━━━━━ EXERCISE MATERIAL ━━━━━

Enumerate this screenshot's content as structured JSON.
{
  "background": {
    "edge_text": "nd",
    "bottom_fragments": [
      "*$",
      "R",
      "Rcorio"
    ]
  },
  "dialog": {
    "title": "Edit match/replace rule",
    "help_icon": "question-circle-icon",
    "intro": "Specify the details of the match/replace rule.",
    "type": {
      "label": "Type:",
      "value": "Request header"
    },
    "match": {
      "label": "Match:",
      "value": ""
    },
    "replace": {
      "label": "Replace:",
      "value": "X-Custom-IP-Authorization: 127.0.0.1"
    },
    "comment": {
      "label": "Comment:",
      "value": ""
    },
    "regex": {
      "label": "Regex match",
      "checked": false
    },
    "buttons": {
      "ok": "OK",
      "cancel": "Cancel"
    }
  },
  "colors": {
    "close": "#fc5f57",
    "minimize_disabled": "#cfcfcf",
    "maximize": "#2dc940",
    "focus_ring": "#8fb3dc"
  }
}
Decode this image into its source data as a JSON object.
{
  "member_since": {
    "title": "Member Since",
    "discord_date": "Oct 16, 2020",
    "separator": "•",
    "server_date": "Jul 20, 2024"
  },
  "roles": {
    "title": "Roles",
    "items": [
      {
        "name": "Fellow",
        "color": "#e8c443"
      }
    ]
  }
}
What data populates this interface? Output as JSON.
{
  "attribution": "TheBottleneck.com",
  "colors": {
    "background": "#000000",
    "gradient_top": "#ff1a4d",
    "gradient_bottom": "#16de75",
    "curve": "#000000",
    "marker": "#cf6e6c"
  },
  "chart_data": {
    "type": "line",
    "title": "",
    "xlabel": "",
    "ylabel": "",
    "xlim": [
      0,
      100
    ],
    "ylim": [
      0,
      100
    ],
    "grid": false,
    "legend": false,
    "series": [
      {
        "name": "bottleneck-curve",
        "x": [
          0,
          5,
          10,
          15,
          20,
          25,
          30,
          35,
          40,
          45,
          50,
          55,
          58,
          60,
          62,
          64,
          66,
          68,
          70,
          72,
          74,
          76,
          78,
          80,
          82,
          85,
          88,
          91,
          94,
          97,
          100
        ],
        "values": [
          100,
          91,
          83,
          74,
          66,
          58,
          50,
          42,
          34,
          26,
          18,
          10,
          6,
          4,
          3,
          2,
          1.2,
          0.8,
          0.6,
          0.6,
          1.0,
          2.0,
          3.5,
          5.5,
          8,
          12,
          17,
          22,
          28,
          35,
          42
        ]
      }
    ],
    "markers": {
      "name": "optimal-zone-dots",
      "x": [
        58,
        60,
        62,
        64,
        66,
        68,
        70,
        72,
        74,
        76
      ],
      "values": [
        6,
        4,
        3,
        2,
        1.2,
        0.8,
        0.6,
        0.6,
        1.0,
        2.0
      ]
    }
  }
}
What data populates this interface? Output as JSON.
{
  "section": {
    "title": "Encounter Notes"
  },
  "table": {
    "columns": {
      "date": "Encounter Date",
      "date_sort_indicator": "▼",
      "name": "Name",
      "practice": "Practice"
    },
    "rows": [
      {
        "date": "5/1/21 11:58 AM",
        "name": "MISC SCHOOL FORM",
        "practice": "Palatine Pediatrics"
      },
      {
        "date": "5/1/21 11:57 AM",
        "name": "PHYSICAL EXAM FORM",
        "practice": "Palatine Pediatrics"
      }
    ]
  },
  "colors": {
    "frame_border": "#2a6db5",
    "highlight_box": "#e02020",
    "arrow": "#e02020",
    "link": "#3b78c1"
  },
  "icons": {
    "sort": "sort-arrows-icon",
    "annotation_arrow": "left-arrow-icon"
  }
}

━━━━━

### EXERCISE BRIEF
Of all the lines in the material above, how many contain the word "name"? Give only the count.

### SOLUTION BELOW
6